Passage given ::
/---
# BBS CH wheels, am I missing something?



## Doug Funny (Aug 17, 2007)

I found these wheels on a local forum, he says they are 19x8.5 5x120 and 25et, he only wants 300 for them and he says they are good condition, no bends, and no major rash.
He said I could come by and check them out...am I missing something here? I know these wheels go for a lot more money.

























MKIV Content:


----------



## MidwestDubMafia (Sep 24, 2007)

some people are idiots.. i picked up a set of A8 fanblades with tires for 400 bucks, sold em next day for 1200


----------



## ClubDownforce (Mar 15, 2005)

*Re: BBS CH wheels, am I missing something? (_VeeArrSix)*

What's in the second picture?


----------



## sterkrazzy (Dec 4, 2006)

*FV-QR*

Do all bbs ch have the motorsport imprint around the center? I've never noticed it.
I'd go check em out.


----------



## Doug Funny (Aug 17, 2007)

That's what I was planning on doing, I don't think I would like 19's on my gti at all.


----------



## ClubDownforce (Mar 15, 2005)

*Re: FV-QR (sterkrazzy)*

Sometimes, people with money, sell things for nothing, just because they are
A) Stupid
B) Don't care
C) All of the above
Supraforums used to be a cool place to pick up good size turbos, for next to nothing, because most of those guys wipe their asses with the kind of money I make...


----------



## Doug Funny (Aug 17, 2007)

*Re: FV-QR (sterkrazzy)*


_Quote, originally posted by *sterkrazzy* »_Do all bbs ch have the motorsport imprint around the center? I've never noticed it.
\---
Objectives ::
1. Translate this sentence from the wheels thread into Spanish: "I know these wheels go for a lot more money."
2. Switch "wonderful" to "lovely" everywhere from the start of the listing down to the line containing "theme-card-header: Light theme: [99, 845, 981, 915]", both ends included. Give only those lines, with nothing else changed.
The forum thread and the listing are unrelated to each other.

The records ::
/---
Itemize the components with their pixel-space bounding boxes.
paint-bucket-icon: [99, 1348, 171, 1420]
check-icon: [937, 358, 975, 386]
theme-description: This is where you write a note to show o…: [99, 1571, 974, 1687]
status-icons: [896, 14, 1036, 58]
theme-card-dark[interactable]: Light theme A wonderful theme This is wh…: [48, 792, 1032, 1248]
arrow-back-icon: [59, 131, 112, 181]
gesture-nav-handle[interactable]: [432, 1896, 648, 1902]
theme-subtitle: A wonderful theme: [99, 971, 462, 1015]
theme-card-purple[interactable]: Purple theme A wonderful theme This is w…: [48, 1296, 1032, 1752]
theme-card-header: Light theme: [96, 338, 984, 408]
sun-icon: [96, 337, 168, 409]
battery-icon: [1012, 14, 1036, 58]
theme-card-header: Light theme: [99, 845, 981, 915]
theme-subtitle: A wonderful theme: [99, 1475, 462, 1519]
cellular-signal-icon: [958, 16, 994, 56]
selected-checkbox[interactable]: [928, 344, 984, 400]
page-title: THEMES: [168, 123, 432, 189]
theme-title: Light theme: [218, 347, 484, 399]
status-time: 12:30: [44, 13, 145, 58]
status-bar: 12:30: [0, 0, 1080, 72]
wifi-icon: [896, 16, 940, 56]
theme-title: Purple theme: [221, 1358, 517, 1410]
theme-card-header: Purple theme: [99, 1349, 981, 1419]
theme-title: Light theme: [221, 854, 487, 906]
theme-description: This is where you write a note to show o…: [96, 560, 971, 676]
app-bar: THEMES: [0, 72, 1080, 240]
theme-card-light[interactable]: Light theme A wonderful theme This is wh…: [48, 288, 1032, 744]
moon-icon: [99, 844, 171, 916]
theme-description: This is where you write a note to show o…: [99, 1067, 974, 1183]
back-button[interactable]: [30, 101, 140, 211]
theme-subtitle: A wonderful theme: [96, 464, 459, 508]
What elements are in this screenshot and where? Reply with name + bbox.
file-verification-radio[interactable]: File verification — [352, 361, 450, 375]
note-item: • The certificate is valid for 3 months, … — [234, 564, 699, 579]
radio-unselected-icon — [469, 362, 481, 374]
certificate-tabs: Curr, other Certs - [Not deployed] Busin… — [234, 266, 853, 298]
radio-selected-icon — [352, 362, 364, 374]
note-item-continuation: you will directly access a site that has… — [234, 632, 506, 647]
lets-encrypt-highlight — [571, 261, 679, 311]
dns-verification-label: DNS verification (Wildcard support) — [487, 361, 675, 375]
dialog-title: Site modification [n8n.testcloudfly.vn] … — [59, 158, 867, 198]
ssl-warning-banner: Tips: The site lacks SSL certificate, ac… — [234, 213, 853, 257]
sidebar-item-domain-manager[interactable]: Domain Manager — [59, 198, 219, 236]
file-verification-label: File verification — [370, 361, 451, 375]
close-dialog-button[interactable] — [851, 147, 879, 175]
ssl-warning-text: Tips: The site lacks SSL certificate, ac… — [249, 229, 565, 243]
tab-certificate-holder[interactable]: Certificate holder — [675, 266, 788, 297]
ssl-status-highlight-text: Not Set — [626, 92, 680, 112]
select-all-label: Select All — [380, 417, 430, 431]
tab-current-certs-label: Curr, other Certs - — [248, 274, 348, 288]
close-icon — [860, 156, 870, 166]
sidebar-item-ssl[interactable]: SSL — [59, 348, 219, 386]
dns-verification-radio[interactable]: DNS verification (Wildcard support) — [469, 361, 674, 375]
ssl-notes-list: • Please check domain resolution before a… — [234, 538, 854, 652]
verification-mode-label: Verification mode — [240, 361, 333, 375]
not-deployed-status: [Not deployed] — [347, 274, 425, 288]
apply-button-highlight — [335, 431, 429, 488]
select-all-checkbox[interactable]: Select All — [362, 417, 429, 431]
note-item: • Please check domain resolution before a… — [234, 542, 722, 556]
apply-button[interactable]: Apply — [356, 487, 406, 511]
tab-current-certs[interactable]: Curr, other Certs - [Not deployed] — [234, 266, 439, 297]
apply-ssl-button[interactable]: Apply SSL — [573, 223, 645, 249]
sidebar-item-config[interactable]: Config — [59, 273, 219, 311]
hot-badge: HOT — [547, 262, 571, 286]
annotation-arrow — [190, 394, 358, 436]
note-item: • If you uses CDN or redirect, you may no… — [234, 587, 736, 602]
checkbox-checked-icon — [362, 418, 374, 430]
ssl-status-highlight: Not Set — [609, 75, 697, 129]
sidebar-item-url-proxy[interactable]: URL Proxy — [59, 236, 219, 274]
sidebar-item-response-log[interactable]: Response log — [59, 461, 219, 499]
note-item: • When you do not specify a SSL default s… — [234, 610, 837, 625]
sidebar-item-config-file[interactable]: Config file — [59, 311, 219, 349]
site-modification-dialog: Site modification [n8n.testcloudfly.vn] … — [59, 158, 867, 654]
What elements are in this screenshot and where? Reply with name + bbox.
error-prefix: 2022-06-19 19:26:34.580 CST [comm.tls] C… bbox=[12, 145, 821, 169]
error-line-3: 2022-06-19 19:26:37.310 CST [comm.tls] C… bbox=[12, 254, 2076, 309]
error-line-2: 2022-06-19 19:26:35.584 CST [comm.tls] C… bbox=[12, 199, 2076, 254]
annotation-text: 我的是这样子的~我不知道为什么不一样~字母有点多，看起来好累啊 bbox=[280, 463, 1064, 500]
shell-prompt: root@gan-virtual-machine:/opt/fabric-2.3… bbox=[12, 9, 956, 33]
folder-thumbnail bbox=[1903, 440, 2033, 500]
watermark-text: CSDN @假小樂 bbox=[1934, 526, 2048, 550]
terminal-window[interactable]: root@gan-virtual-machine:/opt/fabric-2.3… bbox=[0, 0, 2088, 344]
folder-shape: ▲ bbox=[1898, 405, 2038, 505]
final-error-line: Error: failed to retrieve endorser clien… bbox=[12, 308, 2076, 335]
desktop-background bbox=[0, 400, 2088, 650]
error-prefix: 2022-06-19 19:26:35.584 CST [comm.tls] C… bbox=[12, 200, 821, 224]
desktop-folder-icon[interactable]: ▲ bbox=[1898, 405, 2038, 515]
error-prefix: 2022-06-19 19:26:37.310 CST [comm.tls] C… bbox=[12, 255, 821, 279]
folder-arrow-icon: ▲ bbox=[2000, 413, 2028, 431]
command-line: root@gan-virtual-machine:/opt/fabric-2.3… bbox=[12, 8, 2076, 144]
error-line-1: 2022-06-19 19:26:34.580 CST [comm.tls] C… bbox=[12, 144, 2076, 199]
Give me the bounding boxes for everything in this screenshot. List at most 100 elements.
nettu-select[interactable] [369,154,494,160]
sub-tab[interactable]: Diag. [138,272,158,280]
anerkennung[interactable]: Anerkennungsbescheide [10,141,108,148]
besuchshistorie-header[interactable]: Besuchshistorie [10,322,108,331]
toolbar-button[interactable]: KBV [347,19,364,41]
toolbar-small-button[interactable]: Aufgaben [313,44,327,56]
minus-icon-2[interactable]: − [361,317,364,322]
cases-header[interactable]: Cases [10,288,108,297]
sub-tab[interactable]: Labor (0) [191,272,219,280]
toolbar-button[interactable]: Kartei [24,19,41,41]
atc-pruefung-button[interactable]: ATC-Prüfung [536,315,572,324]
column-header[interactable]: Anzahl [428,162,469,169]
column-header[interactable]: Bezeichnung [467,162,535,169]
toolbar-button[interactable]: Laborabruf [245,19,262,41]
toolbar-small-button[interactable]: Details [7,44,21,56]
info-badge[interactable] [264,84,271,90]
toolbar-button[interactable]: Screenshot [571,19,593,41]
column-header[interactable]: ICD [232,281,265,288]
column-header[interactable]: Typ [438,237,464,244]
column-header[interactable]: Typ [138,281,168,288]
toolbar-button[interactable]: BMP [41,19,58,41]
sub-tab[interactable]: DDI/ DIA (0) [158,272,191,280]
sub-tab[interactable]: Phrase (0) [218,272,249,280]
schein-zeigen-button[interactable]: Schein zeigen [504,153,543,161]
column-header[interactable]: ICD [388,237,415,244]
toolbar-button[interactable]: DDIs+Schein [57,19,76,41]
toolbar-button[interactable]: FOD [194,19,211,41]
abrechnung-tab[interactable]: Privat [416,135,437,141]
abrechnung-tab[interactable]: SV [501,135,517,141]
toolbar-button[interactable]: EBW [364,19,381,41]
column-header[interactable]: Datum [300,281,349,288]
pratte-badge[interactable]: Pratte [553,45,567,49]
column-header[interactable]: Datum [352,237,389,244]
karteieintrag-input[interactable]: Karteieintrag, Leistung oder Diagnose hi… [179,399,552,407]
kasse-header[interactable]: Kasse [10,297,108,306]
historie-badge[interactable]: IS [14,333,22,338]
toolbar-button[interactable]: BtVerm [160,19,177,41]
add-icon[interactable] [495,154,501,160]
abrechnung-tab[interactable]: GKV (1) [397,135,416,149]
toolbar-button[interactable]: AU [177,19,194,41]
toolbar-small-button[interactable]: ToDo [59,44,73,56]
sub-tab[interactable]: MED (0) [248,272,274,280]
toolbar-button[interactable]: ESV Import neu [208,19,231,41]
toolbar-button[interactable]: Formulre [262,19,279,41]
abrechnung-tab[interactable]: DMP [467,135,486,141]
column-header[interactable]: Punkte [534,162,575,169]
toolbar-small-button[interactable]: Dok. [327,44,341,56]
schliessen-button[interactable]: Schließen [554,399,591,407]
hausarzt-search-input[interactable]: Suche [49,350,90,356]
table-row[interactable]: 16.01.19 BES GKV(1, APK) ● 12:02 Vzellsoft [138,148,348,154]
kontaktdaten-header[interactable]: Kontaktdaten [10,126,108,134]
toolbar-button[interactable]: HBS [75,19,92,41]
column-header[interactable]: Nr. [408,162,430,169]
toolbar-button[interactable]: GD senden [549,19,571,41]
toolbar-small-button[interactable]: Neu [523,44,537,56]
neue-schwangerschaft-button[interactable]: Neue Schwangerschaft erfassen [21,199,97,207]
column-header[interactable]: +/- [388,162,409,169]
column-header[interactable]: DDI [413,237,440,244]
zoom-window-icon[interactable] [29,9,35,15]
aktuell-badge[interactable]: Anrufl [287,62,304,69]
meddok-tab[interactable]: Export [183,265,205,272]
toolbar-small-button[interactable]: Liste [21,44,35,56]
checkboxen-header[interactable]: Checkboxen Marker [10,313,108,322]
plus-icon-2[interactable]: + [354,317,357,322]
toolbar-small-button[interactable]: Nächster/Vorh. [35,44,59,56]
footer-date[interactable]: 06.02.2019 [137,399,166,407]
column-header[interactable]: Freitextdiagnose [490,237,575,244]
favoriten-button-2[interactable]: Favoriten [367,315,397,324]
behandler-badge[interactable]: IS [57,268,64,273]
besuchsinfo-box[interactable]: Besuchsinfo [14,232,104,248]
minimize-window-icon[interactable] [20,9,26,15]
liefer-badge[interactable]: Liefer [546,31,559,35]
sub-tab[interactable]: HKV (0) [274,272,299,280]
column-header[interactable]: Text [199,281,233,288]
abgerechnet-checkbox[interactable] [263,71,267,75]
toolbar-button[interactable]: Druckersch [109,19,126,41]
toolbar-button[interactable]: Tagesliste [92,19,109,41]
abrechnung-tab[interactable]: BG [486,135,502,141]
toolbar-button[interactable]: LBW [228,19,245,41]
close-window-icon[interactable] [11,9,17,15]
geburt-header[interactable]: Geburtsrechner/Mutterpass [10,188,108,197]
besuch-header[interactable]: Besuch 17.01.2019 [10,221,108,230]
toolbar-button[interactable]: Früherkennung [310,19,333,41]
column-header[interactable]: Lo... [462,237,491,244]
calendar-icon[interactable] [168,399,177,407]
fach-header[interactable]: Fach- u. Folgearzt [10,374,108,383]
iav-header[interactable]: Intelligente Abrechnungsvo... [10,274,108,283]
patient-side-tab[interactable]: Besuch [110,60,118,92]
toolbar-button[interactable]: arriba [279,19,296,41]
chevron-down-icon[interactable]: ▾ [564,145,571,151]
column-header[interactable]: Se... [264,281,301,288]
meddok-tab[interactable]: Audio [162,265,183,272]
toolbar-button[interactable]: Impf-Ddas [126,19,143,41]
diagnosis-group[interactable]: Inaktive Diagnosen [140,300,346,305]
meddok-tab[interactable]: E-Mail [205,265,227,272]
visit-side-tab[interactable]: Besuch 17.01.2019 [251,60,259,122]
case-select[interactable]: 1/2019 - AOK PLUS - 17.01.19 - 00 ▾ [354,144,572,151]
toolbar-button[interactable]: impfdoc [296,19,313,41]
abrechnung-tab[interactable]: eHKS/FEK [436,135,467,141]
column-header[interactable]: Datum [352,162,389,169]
\---
Solutions per task ::
1. Sé que estas llantas se venden por mucho más dinero.

2.
Itemize the components with their pixel-space bounding boxes.
paint-bucket-icon: [99, 1348, 171, 1420]
check-icon: [937, 358, 975, 386]
theme-description: This is where you write a note to show o…: [99, 1571, 974, 1687]
status-icons: [896, 14, 1036, 58]
theme-card-dark[interactable]: Light theme A lovely theme This is wh…: [48, 792, 1032, 1248]
arrow-back-icon: [59, 131, 112, 181]
gesture-nav-handle[interactable]: [432, 1896, 648, 1902]
theme-subtitle: A lovely theme: [99, 971, 462, 1015]
theme-card-purple[interactable]: Purple theme A lovely theme This is w…: [48, 1296, 1032, 1752]
theme-card-header: Light theme: [96, 338, 984, 408]
sun-icon: [96, 337, 168, 409]
battery-icon: [1012, 14, 1036, 58]
theme-card-header: Light theme: [99, 845, 981, 915]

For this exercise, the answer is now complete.